**Work to complete:** Copy each line of the listing below exactly.

Records
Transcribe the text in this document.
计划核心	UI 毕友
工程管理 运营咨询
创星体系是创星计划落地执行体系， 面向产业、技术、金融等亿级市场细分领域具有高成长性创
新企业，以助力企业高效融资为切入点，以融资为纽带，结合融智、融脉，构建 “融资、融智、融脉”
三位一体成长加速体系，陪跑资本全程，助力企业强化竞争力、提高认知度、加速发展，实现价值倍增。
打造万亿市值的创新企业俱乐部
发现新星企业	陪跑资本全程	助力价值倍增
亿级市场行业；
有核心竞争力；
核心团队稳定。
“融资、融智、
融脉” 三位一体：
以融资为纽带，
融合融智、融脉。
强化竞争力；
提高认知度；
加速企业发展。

**Complete output:**
Transcribe the text in this document.
计划核心	UI 毕友
工程管理 运营咨询
创星体系是创星计划落地执行体系， 面向产业、技术、金融等亿级市场细分领域具有高成长性创
新企业，以助力企业高效融资为切入点，以融资为纽带，结合融智、融脉，构建 “融资、融智、融脉”
三位一体成长加速体系，陪跑资本全程，助力企业强化竞争力、提高认知度、加速发展，实现价值倍增。
打造万亿市值的创新企业俱乐部
发现新星企业	陪跑资本全程	助力价值倍增
亿级市场行业；
有核心竞争力；
核心团队稳定。
“融资、融智、
融脉” 三位一体：
以融资为纽带，
融合融智、融脉。
强化竞争力；
提高认知度；
加速企业发展。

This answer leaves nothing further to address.